━━ AVAILABLE DATA
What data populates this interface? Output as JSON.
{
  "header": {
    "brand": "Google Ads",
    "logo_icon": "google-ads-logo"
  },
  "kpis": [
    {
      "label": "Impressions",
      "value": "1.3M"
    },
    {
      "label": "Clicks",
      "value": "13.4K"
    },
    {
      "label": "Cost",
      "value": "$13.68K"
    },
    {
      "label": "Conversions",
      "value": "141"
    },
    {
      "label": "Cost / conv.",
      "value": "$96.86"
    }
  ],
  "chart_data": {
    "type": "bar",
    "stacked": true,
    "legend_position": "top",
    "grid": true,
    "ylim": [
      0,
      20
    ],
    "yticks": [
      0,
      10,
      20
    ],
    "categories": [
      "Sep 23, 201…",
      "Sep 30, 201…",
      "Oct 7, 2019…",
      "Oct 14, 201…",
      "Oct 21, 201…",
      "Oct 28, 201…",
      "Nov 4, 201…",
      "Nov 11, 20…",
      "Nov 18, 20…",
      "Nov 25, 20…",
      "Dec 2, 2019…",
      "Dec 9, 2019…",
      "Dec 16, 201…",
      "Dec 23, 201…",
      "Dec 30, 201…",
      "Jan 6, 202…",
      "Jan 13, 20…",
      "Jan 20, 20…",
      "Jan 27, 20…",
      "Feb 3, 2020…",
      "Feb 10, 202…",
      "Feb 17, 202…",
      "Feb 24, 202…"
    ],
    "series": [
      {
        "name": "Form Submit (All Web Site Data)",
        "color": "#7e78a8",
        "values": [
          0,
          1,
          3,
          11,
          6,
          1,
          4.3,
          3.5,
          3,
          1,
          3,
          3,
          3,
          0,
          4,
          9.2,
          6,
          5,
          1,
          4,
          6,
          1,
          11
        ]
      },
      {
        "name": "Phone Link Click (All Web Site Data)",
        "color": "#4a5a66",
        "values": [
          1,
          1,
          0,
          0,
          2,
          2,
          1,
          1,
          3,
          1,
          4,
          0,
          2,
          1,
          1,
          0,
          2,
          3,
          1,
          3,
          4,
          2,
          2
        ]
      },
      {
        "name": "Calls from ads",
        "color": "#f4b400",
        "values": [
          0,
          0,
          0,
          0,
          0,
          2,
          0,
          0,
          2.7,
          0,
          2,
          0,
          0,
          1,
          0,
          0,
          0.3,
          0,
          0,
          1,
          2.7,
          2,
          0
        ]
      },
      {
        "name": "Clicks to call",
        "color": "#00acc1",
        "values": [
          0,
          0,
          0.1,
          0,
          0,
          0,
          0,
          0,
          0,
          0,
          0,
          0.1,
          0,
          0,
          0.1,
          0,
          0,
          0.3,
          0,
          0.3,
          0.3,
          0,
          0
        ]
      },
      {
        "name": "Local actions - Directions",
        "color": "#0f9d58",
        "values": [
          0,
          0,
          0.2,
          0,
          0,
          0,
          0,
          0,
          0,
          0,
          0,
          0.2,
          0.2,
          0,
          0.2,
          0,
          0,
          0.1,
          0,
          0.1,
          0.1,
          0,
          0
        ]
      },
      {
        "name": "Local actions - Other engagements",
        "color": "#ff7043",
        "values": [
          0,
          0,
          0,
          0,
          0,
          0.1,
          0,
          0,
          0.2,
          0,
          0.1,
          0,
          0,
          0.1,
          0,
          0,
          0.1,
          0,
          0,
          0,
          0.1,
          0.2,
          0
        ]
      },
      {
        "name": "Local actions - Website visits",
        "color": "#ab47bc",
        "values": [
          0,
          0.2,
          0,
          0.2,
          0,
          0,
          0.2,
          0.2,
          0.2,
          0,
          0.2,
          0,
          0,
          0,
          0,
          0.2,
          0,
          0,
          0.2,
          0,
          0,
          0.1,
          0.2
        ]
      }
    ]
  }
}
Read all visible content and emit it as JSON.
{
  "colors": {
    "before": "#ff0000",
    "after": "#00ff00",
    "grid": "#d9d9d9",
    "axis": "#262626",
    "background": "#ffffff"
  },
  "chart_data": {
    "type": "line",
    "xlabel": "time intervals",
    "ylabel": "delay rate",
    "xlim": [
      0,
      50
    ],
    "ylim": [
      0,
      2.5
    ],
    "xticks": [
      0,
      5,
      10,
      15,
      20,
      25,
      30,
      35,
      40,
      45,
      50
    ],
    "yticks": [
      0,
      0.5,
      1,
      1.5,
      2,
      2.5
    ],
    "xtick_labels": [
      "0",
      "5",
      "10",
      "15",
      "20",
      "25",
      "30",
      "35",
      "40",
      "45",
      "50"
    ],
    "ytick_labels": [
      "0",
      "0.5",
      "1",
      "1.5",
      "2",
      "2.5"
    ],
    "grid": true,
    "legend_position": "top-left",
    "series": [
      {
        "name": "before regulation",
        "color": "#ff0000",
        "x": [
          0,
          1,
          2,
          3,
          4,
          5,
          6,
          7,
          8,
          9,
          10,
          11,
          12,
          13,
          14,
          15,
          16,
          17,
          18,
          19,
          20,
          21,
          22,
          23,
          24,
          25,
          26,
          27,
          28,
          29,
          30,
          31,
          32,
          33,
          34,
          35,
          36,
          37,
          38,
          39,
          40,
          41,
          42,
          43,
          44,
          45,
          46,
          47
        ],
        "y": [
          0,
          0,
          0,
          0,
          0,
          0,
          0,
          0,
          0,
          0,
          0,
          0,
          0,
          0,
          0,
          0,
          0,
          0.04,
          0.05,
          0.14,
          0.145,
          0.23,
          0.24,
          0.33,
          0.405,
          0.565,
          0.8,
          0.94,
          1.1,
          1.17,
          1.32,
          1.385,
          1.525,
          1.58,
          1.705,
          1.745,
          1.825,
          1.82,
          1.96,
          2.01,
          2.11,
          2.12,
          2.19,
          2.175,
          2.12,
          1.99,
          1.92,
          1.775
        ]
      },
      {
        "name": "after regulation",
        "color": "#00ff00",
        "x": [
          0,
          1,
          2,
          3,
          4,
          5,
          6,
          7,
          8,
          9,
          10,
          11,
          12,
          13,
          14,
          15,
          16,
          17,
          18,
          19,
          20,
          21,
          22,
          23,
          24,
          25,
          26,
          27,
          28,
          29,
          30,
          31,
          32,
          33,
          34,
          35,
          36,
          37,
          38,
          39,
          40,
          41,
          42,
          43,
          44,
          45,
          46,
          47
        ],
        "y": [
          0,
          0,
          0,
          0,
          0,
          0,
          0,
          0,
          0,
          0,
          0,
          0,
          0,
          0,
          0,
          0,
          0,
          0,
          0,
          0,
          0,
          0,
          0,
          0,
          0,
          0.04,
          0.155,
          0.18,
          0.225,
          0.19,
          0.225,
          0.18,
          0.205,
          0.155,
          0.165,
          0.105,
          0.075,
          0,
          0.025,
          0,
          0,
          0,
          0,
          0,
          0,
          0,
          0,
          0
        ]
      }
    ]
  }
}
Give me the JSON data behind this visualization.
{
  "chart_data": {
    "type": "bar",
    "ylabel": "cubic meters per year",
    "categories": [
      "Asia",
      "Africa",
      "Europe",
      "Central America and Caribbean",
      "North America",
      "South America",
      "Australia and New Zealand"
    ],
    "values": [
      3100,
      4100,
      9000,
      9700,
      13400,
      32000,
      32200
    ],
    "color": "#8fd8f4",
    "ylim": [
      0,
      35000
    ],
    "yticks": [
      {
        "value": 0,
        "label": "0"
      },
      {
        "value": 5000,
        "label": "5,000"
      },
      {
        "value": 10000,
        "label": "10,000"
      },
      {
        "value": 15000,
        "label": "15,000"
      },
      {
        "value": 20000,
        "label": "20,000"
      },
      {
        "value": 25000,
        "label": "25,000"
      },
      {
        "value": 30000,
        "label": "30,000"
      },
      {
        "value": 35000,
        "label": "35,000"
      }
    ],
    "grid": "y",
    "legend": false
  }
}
━━━━
JOB: Extract every record. Keep wording exact.

EXPECTED ANSWER:
What data populates this interface? Output as JSON.
{
  "header": {
    "brand": "Google Ads",
    "logo_icon": "google-ads-logo"
  },
  "kpis": [
    {
      "label": "Impressions",
      "value": "1.3M"
    },
    {
      "label": "Clicks",
      "value": "13.4K"
    },
    {
      "label": "Cost",
      "value": "$13.68K"
    },
    {
      "label": "Conversions",
      "value": "141"
    },
    {
      "label": "Cost / conv.",
      "value": "$96.86"
    }
  ],
  "chart_data": {
    "type": "bar",
    "stacked": true,
    "legend_position": "top",
    "grid": true,
    "ylim": [
      0,
      20
    ],
    "yticks": [
      0,
      10,
      20
    ],
    "categories": [
      "Sep 23, 201…",
      "Sep 30, 201…",
      "Oct 7, 2019…",
      "Oct 14, 201…",
      "Oct 21, 201…",
      "Oct 28, 201…",
      "Nov 4, 201…",
      "Nov 11, 20…",
      "Nov 18, 20…",
      "Nov 25, 20…",
      "Dec 2, 2019…",
      "Dec 9, 2019…",
      "Dec 16, 201…",
      "Dec 23, 201…",
      "Dec 30, 201…",
      "Jan 6, 202…",
      "Jan 13, 20…",
      "Jan 20, 20…",
      "Jan 27, 20…",
      "Feb 3, 2020…",
      "Feb 10, 202…",
      "Feb 17, 202…",
      "Feb 24, 202…"
    ],
    "series": [
      {
        "name": "Form Submit (All Web Site Data)",
        "color": "#7e78a8",
        "values": [
          0,
          1,
          3,
          11,
          6,
          1,
          4.3,
          3.5,
          3,
          1,
          3,
          3,
          3,
          0,
          4,
          9.2,
          6,
          5,
          1,
          4,
          6,
          1,
          11
        ]
      },
      {
        "name": "Phone Link Click (All Web Site Data)",
        "color": "#4a5a66",
        "values": [
          1,
          1,
          0,
          0,
          2,
          2,
          1,
          1,
          3,
          1,
          4,
          0,
          2,
          1,
          1,
          0,
          2,
          3,
          1,
          3,
          4,
          2,
          2
        ]
      },
      {
        "name": "Calls from ads",
        "color": "#f4b400",
        "values": [
          0,
          0,
          0,
          0,
          0,
          2,
          0,
          0,
          2.7,
          0,
          2,
          0,
          0,
          1,
          0,
          0,
          0.3,
          0,
          0,
          1,
          2.7,
          2,
          0
        ]
      },
      {
        "name": "Clicks to call",
        "color": "#00acc1",
        "values": [
          0,
          0,
          0.1,
          0,
          0,
          0,
          0,
          0,
          0,
          0,
          0,
          0.1,
          0,
          0,
          0.1,
          0,
          0,
          0.3,
          0,
          0.3,
          0.3,
          0,
          0
        ]
      },
      {
        "name": "Local actions - Directions",
        "color": "#0f9d58",
        "values": [
          0,
          0,
          0.2,
          0,
          0,
          0,
          0,
          0,
          0,
          0,
          0,
          0.2,
          0.2,
          0,
          0.2,
          0,
          0,
          0.1,
          0,
          0.1,
          0.1,
          0,
          0
        ]
      },
      {
        "name": "Local actions - Other engagements",
        "color": "#ff7043",
        "values": [
          0,
          0,
          0,
          0,
          0,
          0.1,
          0,
          0,
          0.2,
          0,
          0.1,
          0,
          0,
          0.1,
          0,
          0,
          0.1,
          0,
          0,
          0,
          0.1,
          0.2,
          0
        ]
      },
      {
        "name": "Local actions - Website visits",
        "color": "#ab47bc",
        "values": [
          0,
          0.2,
          0,
          0.2,
          0,
          0,
          0.2,
          0.2,
          0.2,
          0,
          0.2,
          0,
          0,
          0,
          0,
          0.2,
          0,
          0,
          0.2,
          0,
          0,
          0.1,
          0.2
        ]
      }
    ]
  }
}
Read all visible content and emit it as JSON.
{
  "colors": {
    "before": "#ff0000",
    "after": "#00ff00",
    "grid": "#d9d9d9",
    "axis": "#262626",
    "background": "#ffffff"
  },
  "chart_data": {
    "type": "line",
    "xlabel": "time intervals",
    "ylabel": "delay rate",
    "xlim": [
      0,
      50
    ],
    "ylim": [
      0,
      2.5
    ],
    "xticks": [
      0,
      5,
      10,
      15,
      20,
      25,
      30,
      35,
      40,
      45,
      50
    ],
    "yticks": [
      0,
      0.5,
      1,
      1.5,
      2,
      2.5
    ],
    "xtick_labels": [
      "0",
      "5",
      "10",
      "15",
      "20",
      "25",
      "30",
      "35",
      "40",
      "45",
      "50"
    ],
    "ytick_labels": [
      "0",
      "0.5",
      "1",
      "1.5",
      "2",
      "2.5"
    ],
    "grid": true,
    "legend_position": "top-left",
    "series": [
      {
        "name": "before regulation",
        "color": "#ff0000",
        "x": [
          0,
          1,
          2,
          3,
          4,
          5,
          6,
          7,
          8,
          9,
          10,
          11,
          12,
          13,
          14,
          15,
          16,
          17,
          18,
          19,
          20,
          21,
          22,
          23,
          24,
          25,
          26,
          27,
          28,
          29,
          30,
          31,
          32,
          33,
          34,
          35,
          36,
          37,
          38,
          39,
          40,
          41,
          42,
          43,
          44,
          45,
          46,
          47
        ],
        "y": [
          0,
          0,
          0,
          0,
          0,
          0,
          0,
          0,
          0,
          0,
          0,
          0,
          0,
          0,
          0,
          0,
          0,
          0.04,
          0.05,
          0.14,
          0.145,
          0.23,
          0.24,
          0.33,
          0.405,
          0.565,
          0.8,
          0.94,
          1.1,
          1.17,
          1.32,
          1.385,
          1.525,
          1.58,
          1.705,
          1.745,
          1.825,
          1.82,
          1.96,
          2.01,
          2.11,
          2.12,
          2.19,
          2.175,
          2.12,
          1.99,
          1.92,
          1.775
        ]
      },
      {
        "name": "after regulation",
        "color": "#00ff00",
        "x": [
          0,
          1,
          2,
          3,
          4,
          5,
          6,
          7,
          8,
          9,
          10,
          11,
          12,
          13,
          14,
          15,
          16,
          17,
          18,
          19,
          20,
          21,
          22,
          23,
          24,
          25,
          26,
          27,
          28,
          29,
          30,
          31,
          32,
          33,
          34,
          35,
          36,
          37,
          38,
          39,
          40,
          41,
          42,
          43,
          44,
          45,
          46,
          47
        ],
        "y": [
          0,
          0,
          0,
          0,
          0,
          0,
          0,
          0,
          0,
          0,
          0,
          0,
          0,
          0,
          0,
          0,
          0,
          0,
          0,
          0,
          0,
          0,
          0,
          0,
          0,
          0.04,
          0.155,
          0.18,
          0.225,
          0.19,
          0.225,
          0.18,
          0.205,
          0.155,
          0.165,
          0.105,
          0.075,
          0,
          0.025,
          0,
          0,
          0,
          0,
          0,
          0,
          0,
          0,
          0
        ]
      }
    ]
  }
}
Give me the JSON data behind this visualization.
{
  "chart_data": {
    "type": "bar",
    "ylabel": "cubic meters per year",
    "categories": [
      "Asia",
      "Africa",
      "Europe",
      "Central America and Caribbean",
      "North America",
      "South America",
      "Australia and New Zealand"
    ],
    "values": [
      3100,
      4100,
      9000,
      9700,
      13400,
      32000,
      32200
    ],
    "color": "#8fd8f4",
    "ylim": [
      0,
      35000
    ],
    "yticks": [
      {
        "value": 0,
        "label": "0"
      },
      {
        "value": 5000,
        "label": "5,000"
      },
      {
        "value": 10000,
        "label": "10,000"
      },
      {
        "value": 15000,
        "label": "15,000"
      },
      {
        "value": 20000,
        "label": "20,000"
      },
      {
        "value": 25000,
        "label": "25,000"
      },
      {
        "value": 30000,
        "label": "30,000"
      },
      {
        "value": 35000,
        "label": "35,000"
      }
    ],
    "grid": "y",
    "legend": false
  }
}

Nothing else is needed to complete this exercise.